_WHAT TO WORK ON:_ Rewrite only the lines between the one holding "asset-summary-card: BTC Available" and the one holding "records-title: Financial Records", inclusive, with "Withdraw" replaced by "Withdrawal" and everything else unchanged.

_EXTRACTED RECORDS:_
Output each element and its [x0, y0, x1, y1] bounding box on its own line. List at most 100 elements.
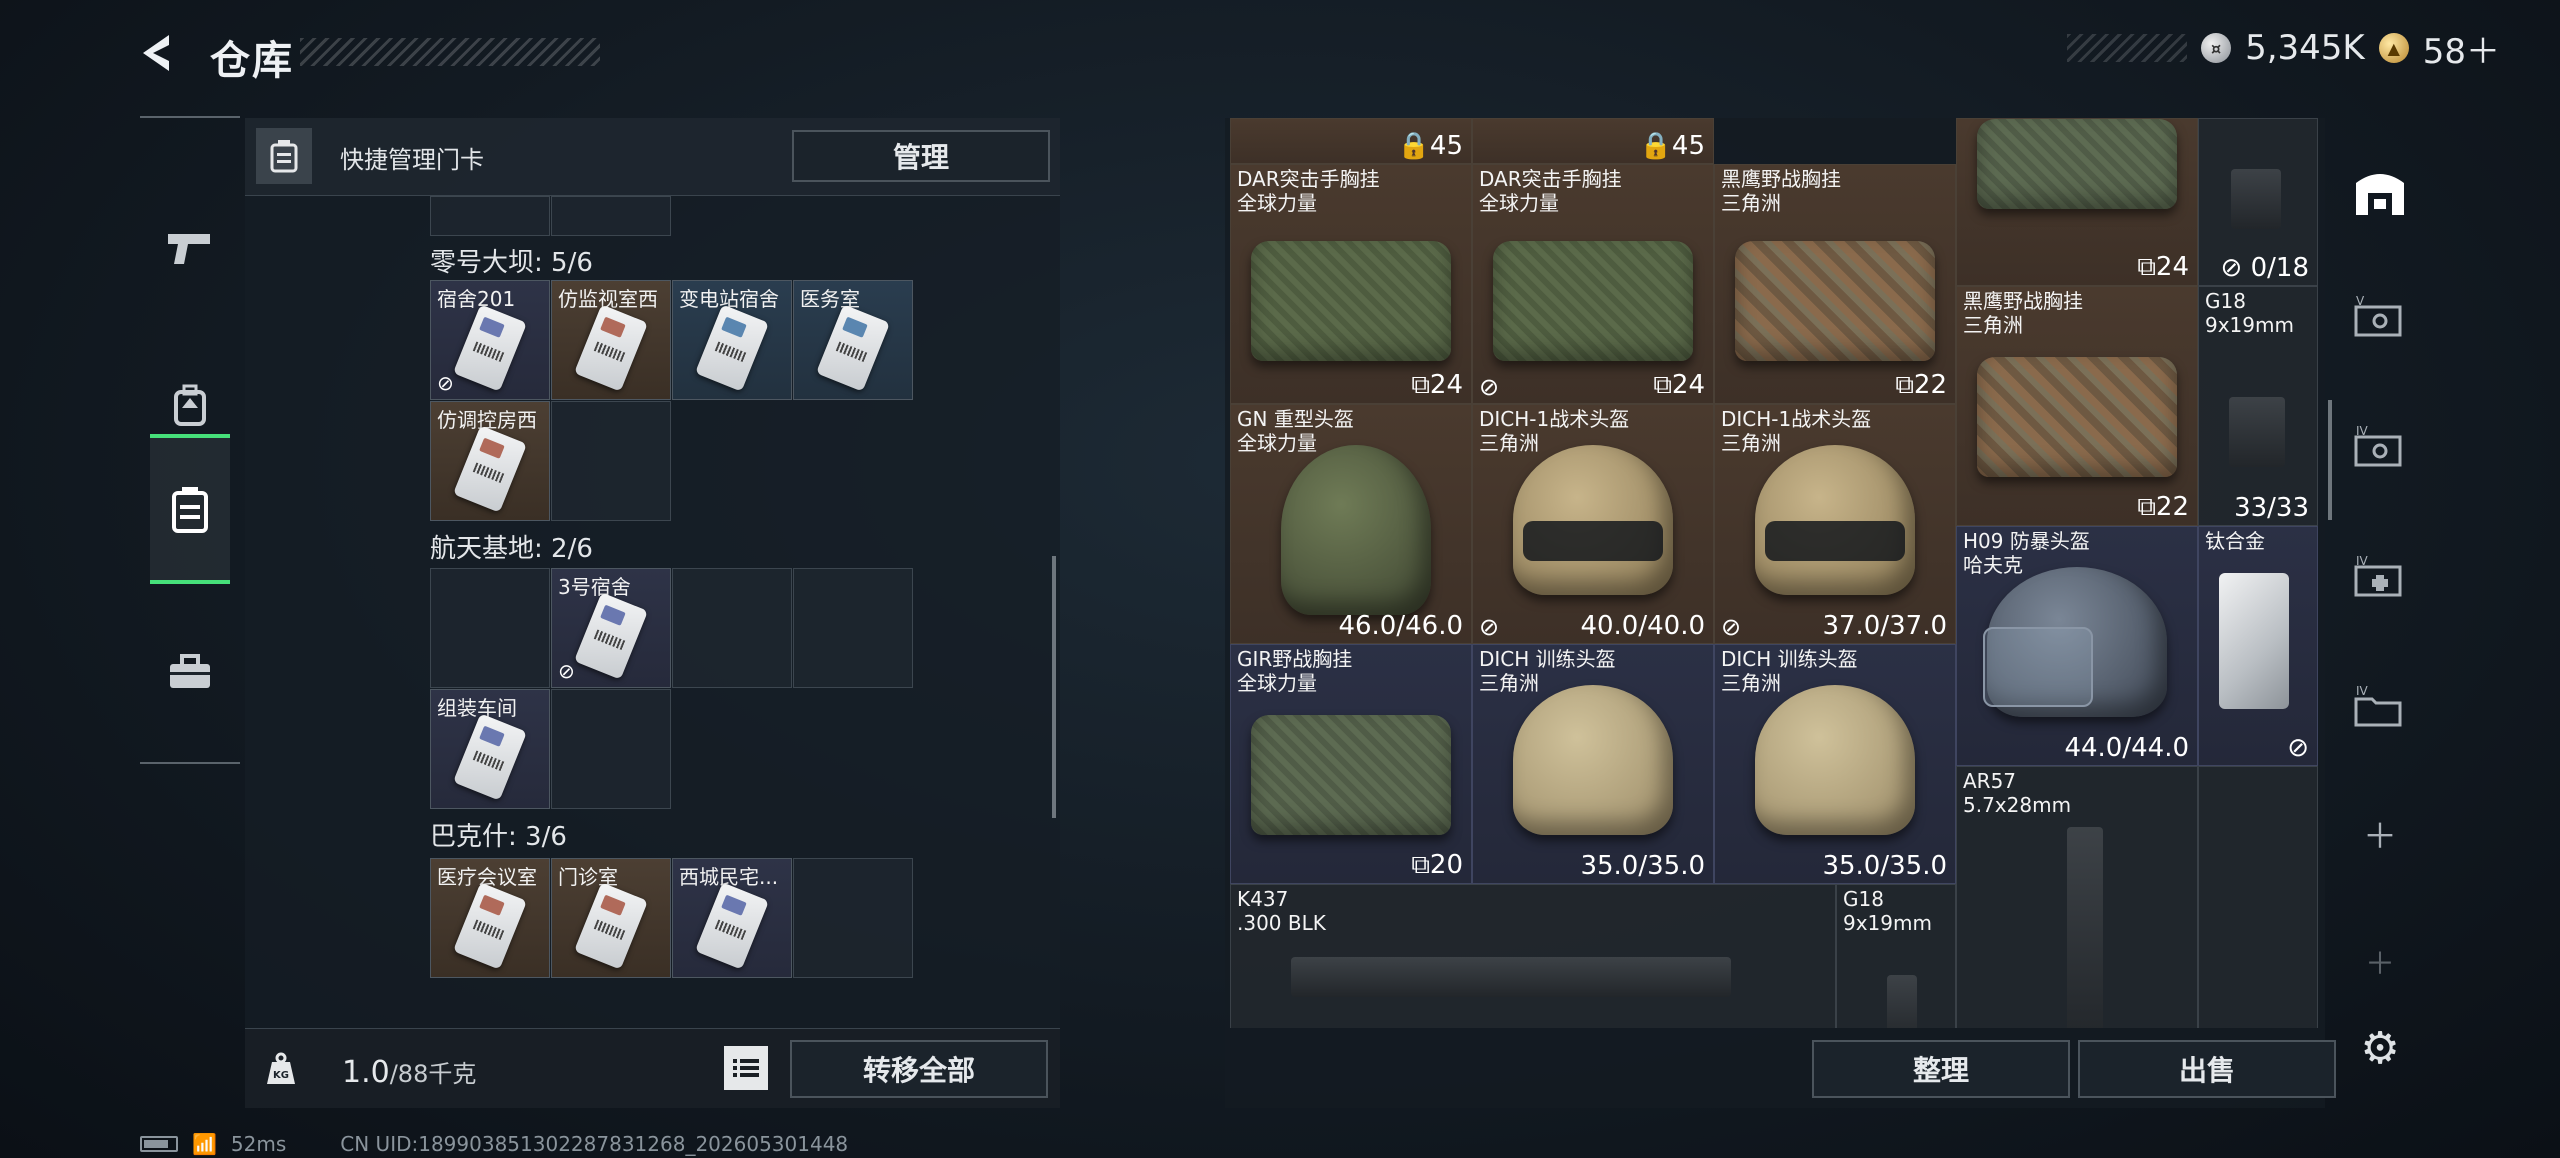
tab-warehouse[interactable] [2340, 136, 2420, 246]
item-durability: 44.0/44.0 [2064, 733, 2189, 763]
nav-weapons[interactable] [150, 178, 230, 318]
warehouse-grid: 🔒45 🔒45 DAR突击手胸挂 全球力量 ⧉24 DAR突击手胸挂 全球力量 … [1230, 118, 2320, 1028]
keycard-slot-empty[interactable] [672, 568, 792, 688]
keycard-label: 仿调控房西 [437, 408, 537, 432]
item-durability: 35.0/35.0 [1822, 851, 1947, 881]
keycard-slot-empty[interactable] [430, 568, 550, 688]
item-ammo: 33/33 [2234, 493, 2309, 523]
keycard-slot-empty[interactable] [430, 196, 550, 236]
keycard-panel-title: 快捷管理门卡 [340, 146, 484, 174]
item-cell[interactable]: DICH-1战术头盔 三角洲 ⊘ 40.0/40.0 [1472, 404, 1714, 644]
item-cell[interactable]: G18 9x19mm 33/33 [2198, 286, 2318, 526]
keycard-slot[interactable]: 西城民宅... [672, 858, 792, 978]
keycard-image [452, 882, 528, 970]
nav-keycards[interactable] [150, 434, 230, 584]
keycard-slot-empty[interactable] [551, 196, 671, 236]
keycard-slot-empty[interactable] [793, 568, 913, 688]
keycard-slot[interactable]: 变电站宿舍 [672, 280, 792, 400]
item-cell[interactable]: 黑鹰野战胸挂 三角洲 ⧉22 [1714, 164, 1956, 404]
currency-decoration [2067, 34, 2188, 62]
weight-icon: KG [256, 1044, 306, 1094]
keycard-label: 医疗会议室 [437, 865, 537, 889]
helmet-image [1755, 685, 1915, 835]
item-cell[interactable]: H09 防暴头盔 哈夫克 44.0/44.0 [1956, 526, 2198, 766]
settings-button[interactable]: ⚙ [2350, 1018, 2410, 1078]
weight-current: 1.0 [342, 1055, 390, 1090]
keycard-image [694, 304, 770, 392]
list-view-button[interactable] [724, 1046, 768, 1090]
item-name: AR57 5.7x28mm [1963, 769, 2072, 817]
item-cell[interactable]: G18 9x19mm [1836, 884, 1956, 1028]
item-durability: 35.0/35.0 [1580, 851, 1705, 881]
ping-readout: 52ms [230, 1132, 287, 1156]
goggles-image [1523, 521, 1663, 561]
keycard-slot[interactable]: 仿调控房西 [430, 401, 550, 521]
keycard-image [815, 304, 891, 392]
keycard-label: 组装车间 [437, 696, 517, 720]
silver-coin-icon: ¤ [2201, 33, 2232, 63]
no-trade-icon: ⊘ [1479, 613, 1500, 641]
keycard-slot-empty[interactable] [551, 401, 671, 521]
item-cell[interactable]: 🔒45 [1230, 118, 1472, 164]
transfer-all-button[interactable]: 转移全部 [790, 1040, 1048, 1098]
item-cell[interactable]: ⧉24 [1956, 118, 2198, 286]
svg-text:IV: IV [2356, 555, 2369, 568]
item-capacity: 🔒45 [1397, 131, 1463, 161]
sell-button[interactable]: 出售 [2078, 1040, 2336, 1098]
armor-plate-image [2219, 573, 2289, 709]
item-cell-empty[interactable] [2198, 766, 2318, 1028]
keycard-label: 医务室 [800, 287, 860, 311]
tab-storage-2[interactable]: IV [2340, 392, 2420, 502]
toolbox-icon [170, 654, 210, 688]
currency-gold-amount[interactable]: 58＋ [2423, 24, 2500, 73]
tab-storage-1[interactable]: V [2340, 262, 2420, 372]
item-cell[interactable]: GIR野战胸挂 全球力量 ⧉20 [1230, 644, 1472, 884]
item-cell[interactable]: DICH 训练头盔 三角洲 35.0/35.0 [1472, 644, 1714, 884]
keycard-slot-empty[interactable] [551, 689, 671, 809]
list-icon [733, 1059, 759, 1077]
keycard-slot-empty[interactable] [793, 858, 913, 978]
item-durability: 46.0/46.0 [1338, 611, 1463, 641]
svg-text:KG: KG [273, 1070, 289, 1081]
medical-box-icon: IV [2354, 555, 2402, 597]
item-cell[interactable]: GN 重型头盔 全球力量 46.0/46.0 [1230, 404, 1472, 644]
keycard-slot[interactable]: 医务室 [793, 280, 913, 400]
item-durability: 37.0/37.0 [1822, 611, 1947, 641]
manage-button[interactable]: 管理 [792, 130, 1050, 182]
tab-storage-4[interactable]: IV [2340, 652, 2420, 762]
item-cell[interactable]: K437 .300 BLK [1230, 884, 1836, 1028]
item-cell[interactable]: DAR突击手胸挂 全球力量 ⊘ ⧉24 [1472, 164, 1714, 404]
left-category-nav [140, 116, 240, 764]
back-button[interactable] [136, 28, 186, 78]
item-cell[interactable]: ⊘ 0/18 [2198, 118, 2318, 286]
item-cell[interactable]: AR57 5.7x28mm [1956, 766, 2198, 1028]
item-cell[interactable]: DICH-1战术头盔 三角洲 ⊘ 37.0/37.0 [1714, 404, 1956, 644]
nav-toolbox[interactable] [150, 602, 230, 742]
tab-storage-3[interactable]: IV [2340, 522, 2420, 632]
battery-icon [140, 1136, 178, 1152]
pistol-icon [168, 234, 210, 264]
keycard-panel-scrollbar[interactable] [1052, 556, 1056, 818]
keycard-slot[interactable]: 医疗会议室 [430, 858, 550, 978]
organize-button[interactable]: 整理 [1812, 1040, 2070, 1098]
keycard-label: 宿舍201 [437, 287, 516, 311]
keycard-slot[interactable]: 组装车间 [430, 689, 550, 809]
item-cell[interactable]: DICH 训练头盔 三角洲 35.0/35.0 [1714, 644, 1956, 884]
keycard-label: 变电站宿舍 [679, 287, 779, 311]
backpack-icon [174, 384, 206, 426]
no-trade-icon: ⊘ [1479, 373, 1500, 401]
item-capacity: ⧉24 [2137, 252, 2189, 282]
keycard-slot[interactable]: 3号宿舍 ⊘ [551, 568, 671, 688]
weight-max: /88千克 [389, 1060, 477, 1088]
svg-text:IV: IV [2356, 685, 2369, 698]
item-cell[interactable]: DAR突击手胸挂 全球力量 ⧉24 [1230, 164, 1472, 404]
item-cell[interactable]: 黑鹰野战胸挂 三角洲 ⧉22 [1956, 286, 2198, 526]
item-capacity: ⧉22 [2137, 492, 2189, 522]
add-storage-button[interactable]: ＋ [2340, 778, 2420, 888]
keycard-slot[interactable]: 仿监视室西 [551, 280, 671, 400]
item-cell[interactable]: 🔒45 [1472, 118, 1714, 164]
keycard-slot[interactable]: 门诊室 [551, 858, 671, 978]
warehouse-scrollbar[interactable] [2328, 400, 2332, 520]
keycard-slot[interactable]: 宿舍201 ⊘ [430, 280, 550, 400]
item-cell[interactable]: 钛合金 ⊘ [2198, 526, 2318, 766]
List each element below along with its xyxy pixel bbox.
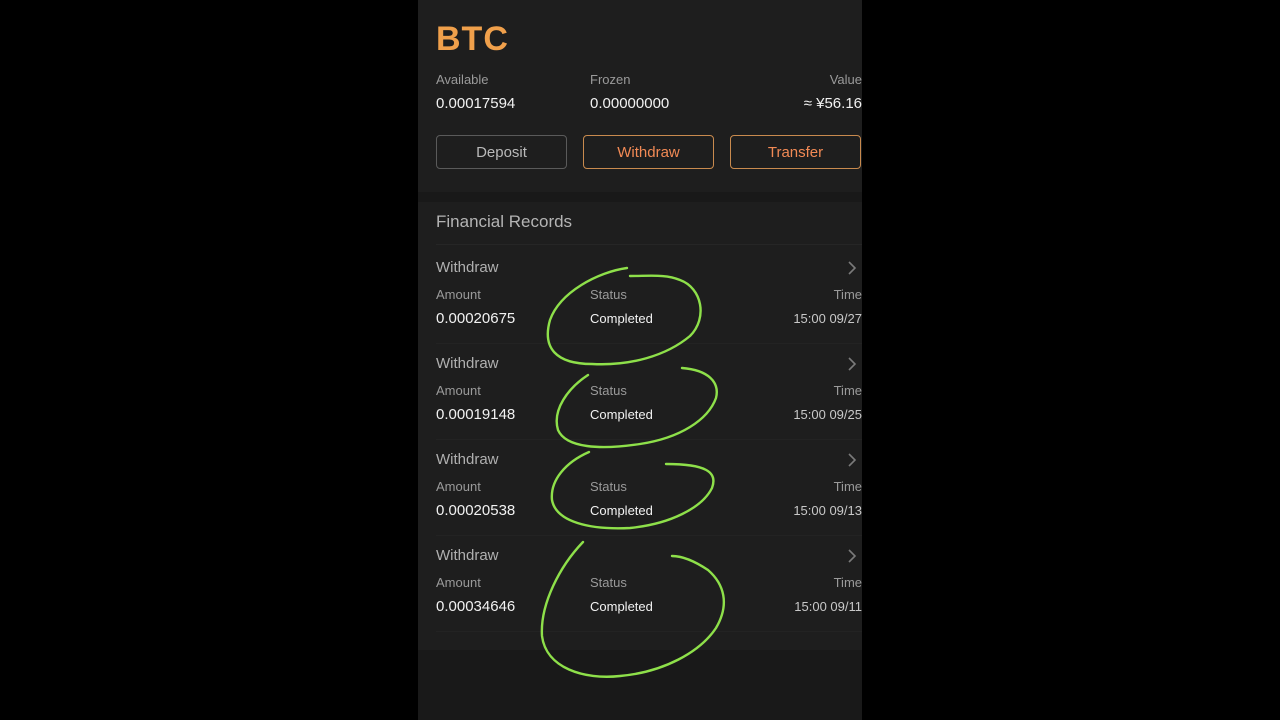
asset-summary-card: BTC Available 0.00017594 Frozen 0.000000… — [418, 0, 862, 192]
amount-label: Amount — [436, 479, 481, 494]
record-divider — [436, 343, 862, 344]
deposit-button[interactable]: Deposit — [436, 135, 567, 169]
record-type: Withdraw — [436, 355, 499, 372]
record-time: 15:00 09/11 — [794, 599, 862, 614]
record-type: Withdraw — [436, 451, 499, 468]
record-time: 15:00 09/25 — [793, 407, 862, 422]
value-amount: ≈ ¥56.16 — [803, 95, 862, 112]
status-label: Status — [590, 287, 627, 302]
time-label: Time — [833, 383, 862, 398]
time-label: Time — [833, 287, 862, 302]
chevron-right-icon — [848, 261, 857, 275]
record-divider — [436, 535, 862, 536]
record-row[interactable]: Withdraw Amount Status Time 0.00020675 C… — [418, 259, 862, 355]
record-amount: 0.00020675 — [436, 310, 516, 327]
records-divider — [436, 244, 862, 245]
record-amount: 0.00019148 — [436, 406, 516, 423]
record-status: Completed — [590, 599, 653, 614]
record-divider — [436, 439, 862, 440]
records-title: Financial Records — [436, 212, 573, 231]
amount-label: Amount — [436, 575, 481, 590]
status-label: Status — [590, 575, 627, 590]
record-status: Completed — [590, 311, 653, 326]
amount-label: Amount — [436, 287, 481, 302]
frozen-label: Frozen — [590, 72, 631, 87]
amount-label: Amount — [436, 383, 481, 398]
record-time: 15:00 09/27 — [793, 311, 862, 326]
chevron-right-icon — [848, 357, 857, 371]
record-amount: 0.00020538 — [436, 502, 516, 519]
chevron-right-icon — [848, 549, 857, 563]
record-divider — [436, 631, 862, 632]
record-type: Withdraw — [436, 547, 499, 564]
record-status: Completed — [590, 407, 653, 422]
financial-records-section: Financial Records Withdraw Amount Status… — [418, 202, 862, 650]
record-amount: 0.00034646 — [436, 598, 516, 615]
record-row[interactable]: Withdraw Amount Status Time 0.00020538 C… — [418, 451, 862, 547]
time-label: Time — [833, 479, 862, 494]
status-label: Status — [590, 479, 627, 494]
coin-title: BTC — [436, 20, 509, 58]
record-row[interactable]: Withdraw Amount Status Time 0.00019148 C… — [418, 355, 862, 451]
record-status: Completed — [590, 503, 653, 518]
withdraw-button[interactable]: Withdraw — [583, 135, 714, 169]
time-label: Time — [833, 575, 862, 590]
frozen-value: 0.00000000 — [590, 95, 670, 112]
chevron-right-icon — [848, 453, 857, 467]
status-label: Status — [590, 383, 627, 398]
record-row[interactable]: Withdraw Amount Status Time 0.00034646 C… — [418, 547, 862, 643]
available-label: Available — [436, 72, 489, 87]
asset-detail-screen: BTC Available 0.00017594 Frozen 0.000000… — [418, 0, 862, 720]
transfer-button[interactable]: Transfer — [730, 135, 861, 169]
record-time: 15:00 09/13 — [793, 503, 862, 518]
record-type: Withdraw — [436, 259, 499, 276]
available-value: 0.00017594 — [436, 95, 516, 112]
value-label: Value — [829, 72, 862, 87]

_REPLY TO THE EXERCISE:_
asset-summary-card: BTC Available 0.00017594 Frozen 0.000000… — [418, 0, 862, 192]
amount-label: Amount — [436, 479, 481, 494]
record-divider — [436, 343, 862, 344]
deposit-button[interactable]: Deposit — [436, 135, 567, 169]
record-type: Withdrawal — [436, 355, 499, 372]
record-time: 15:00 09/11 — [794, 599, 862, 614]
record-type: Withdrawal — [436, 451, 499, 468]
record-time: 15:00 09/25 — [793, 407, 862, 422]
value-amount: ≈ ¥56.16 — [803, 95, 862, 112]
status-label: Status — [590, 287, 627, 302]
time-label: Time — [833, 383, 862, 398]
time-label: Time — [833, 287, 862, 302]
chevron-right-icon — [848, 261, 857, 275]
record-divider — [436, 535, 862, 536]
record-row[interactable]: Withdrawal Amount Status Time 0.00020675 C… — [418, 259, 862, 355]
record-amount: 0.00020675 — [436, 310, 516, 327]
records-divider — [436, 244, 862, 245]
record-amount: 0.00019148 — [436, 406, 516, 423]
record-status: Completed — [590, 599, 653, 614]
record-divider — [436, 439, 862, 440]
records-title: Financial Records — [436, 212, 573, 231]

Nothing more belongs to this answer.